:: Records for the task ::
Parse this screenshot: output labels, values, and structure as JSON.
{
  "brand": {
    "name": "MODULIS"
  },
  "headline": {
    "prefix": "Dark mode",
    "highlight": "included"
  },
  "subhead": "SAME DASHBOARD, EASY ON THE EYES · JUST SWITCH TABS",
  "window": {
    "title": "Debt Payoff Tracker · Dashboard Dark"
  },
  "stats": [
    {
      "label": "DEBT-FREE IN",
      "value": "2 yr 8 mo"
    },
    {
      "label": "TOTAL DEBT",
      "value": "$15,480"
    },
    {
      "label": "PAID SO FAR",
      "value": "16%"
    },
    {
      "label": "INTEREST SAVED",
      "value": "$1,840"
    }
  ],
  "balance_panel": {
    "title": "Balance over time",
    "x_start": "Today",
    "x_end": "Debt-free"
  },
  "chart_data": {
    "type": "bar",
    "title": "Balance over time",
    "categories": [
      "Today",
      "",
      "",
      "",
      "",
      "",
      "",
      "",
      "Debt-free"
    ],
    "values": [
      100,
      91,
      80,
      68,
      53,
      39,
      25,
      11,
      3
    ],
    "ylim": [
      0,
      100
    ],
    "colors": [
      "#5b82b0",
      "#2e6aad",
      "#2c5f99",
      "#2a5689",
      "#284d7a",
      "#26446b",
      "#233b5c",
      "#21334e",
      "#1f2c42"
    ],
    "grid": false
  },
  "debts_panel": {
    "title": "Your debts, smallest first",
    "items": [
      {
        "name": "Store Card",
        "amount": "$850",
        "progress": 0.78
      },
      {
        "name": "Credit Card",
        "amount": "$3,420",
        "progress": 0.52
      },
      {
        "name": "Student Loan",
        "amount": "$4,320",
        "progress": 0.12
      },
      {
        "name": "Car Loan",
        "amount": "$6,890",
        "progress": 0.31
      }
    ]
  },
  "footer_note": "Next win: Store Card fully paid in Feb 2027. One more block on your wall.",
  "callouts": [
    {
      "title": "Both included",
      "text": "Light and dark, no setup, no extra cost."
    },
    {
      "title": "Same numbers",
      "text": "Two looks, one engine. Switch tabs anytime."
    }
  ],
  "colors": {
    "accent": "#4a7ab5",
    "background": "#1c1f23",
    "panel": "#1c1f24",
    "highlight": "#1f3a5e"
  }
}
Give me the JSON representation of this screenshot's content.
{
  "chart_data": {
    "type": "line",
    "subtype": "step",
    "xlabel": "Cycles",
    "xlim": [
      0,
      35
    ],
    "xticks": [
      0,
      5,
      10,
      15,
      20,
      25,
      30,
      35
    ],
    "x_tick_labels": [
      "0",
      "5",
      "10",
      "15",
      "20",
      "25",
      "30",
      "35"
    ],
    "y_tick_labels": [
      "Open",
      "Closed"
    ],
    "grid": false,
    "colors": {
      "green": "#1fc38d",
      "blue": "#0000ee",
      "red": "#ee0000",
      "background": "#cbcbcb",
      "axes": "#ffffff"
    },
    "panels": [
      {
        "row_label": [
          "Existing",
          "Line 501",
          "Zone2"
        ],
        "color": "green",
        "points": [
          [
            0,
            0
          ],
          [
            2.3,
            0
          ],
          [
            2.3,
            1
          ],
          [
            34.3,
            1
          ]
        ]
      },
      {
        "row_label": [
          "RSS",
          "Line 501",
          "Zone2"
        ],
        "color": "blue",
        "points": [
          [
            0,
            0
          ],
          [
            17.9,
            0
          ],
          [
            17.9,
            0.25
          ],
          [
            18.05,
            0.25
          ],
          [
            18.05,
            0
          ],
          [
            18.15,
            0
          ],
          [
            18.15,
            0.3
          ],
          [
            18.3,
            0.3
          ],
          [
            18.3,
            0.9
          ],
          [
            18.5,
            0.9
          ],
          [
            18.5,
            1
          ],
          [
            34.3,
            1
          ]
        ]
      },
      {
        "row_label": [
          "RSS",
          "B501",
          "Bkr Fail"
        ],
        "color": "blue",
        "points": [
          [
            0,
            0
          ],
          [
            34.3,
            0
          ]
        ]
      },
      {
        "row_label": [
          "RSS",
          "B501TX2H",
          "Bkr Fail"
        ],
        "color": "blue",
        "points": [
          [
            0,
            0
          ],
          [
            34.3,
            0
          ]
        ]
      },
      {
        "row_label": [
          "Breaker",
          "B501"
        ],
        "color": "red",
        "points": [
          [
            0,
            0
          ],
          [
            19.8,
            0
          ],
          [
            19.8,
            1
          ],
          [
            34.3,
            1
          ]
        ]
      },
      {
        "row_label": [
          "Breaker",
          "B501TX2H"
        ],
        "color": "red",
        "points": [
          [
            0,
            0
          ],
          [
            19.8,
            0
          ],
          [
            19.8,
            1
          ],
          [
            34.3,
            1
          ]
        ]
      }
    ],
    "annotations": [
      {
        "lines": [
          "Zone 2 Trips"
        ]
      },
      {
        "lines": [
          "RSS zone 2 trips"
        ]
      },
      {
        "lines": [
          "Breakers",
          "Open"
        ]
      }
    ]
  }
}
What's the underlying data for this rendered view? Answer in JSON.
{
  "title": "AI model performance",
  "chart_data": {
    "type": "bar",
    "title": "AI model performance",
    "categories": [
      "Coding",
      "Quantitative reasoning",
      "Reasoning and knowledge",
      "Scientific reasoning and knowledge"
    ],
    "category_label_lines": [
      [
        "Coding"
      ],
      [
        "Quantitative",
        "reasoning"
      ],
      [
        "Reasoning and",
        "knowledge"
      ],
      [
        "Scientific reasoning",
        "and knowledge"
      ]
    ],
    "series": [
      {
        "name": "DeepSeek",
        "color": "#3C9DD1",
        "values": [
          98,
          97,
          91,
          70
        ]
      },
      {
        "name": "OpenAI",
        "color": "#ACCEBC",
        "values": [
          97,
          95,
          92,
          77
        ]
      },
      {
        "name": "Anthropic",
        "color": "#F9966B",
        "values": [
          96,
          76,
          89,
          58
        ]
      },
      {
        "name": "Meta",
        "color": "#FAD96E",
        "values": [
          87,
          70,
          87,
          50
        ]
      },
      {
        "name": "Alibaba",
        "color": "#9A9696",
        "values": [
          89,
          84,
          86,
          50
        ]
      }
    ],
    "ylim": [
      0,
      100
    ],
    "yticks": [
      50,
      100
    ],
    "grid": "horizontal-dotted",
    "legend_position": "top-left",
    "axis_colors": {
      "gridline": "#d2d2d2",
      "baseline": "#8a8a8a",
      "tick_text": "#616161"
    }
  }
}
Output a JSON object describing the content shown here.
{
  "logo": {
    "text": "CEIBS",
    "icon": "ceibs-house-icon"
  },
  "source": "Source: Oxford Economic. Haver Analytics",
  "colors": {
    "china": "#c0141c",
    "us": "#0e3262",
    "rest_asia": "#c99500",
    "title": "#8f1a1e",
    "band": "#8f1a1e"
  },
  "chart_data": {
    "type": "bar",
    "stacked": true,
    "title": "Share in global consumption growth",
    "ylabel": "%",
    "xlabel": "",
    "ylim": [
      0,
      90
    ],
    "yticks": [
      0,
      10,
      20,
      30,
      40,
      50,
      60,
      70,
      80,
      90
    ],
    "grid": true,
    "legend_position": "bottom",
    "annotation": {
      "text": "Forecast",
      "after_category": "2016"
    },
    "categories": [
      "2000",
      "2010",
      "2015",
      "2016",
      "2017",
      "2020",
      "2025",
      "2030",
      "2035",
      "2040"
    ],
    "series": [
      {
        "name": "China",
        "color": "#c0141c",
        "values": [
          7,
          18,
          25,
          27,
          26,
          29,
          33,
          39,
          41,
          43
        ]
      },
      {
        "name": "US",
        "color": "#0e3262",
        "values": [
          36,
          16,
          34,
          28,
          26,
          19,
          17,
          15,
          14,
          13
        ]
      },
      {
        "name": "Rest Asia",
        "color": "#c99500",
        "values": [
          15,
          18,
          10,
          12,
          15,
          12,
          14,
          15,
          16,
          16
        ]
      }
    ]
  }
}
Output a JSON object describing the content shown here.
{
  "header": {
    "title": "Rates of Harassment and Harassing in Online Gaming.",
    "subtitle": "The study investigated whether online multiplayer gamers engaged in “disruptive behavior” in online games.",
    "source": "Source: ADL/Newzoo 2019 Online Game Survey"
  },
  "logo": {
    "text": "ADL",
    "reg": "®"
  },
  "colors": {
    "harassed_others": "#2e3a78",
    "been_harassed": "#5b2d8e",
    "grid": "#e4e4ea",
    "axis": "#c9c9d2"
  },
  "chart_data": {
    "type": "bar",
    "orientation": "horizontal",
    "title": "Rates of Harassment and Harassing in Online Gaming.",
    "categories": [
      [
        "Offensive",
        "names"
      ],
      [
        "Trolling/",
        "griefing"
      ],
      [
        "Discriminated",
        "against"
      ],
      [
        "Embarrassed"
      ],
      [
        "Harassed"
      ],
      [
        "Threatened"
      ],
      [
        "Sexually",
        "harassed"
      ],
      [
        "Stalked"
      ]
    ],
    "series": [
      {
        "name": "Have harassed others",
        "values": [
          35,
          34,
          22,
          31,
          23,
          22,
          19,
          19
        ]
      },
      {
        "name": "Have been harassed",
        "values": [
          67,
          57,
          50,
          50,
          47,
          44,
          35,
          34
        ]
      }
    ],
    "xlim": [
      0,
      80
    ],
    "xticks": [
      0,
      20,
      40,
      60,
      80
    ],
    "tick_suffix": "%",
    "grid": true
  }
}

:: Stated problem ::
Pull out all lines from the listing that contain the string "progress".

:: Exercise answer ::
        "progress": 0.78
        "progress": 0.52
        "progress": 0.12
        "progress": 0.31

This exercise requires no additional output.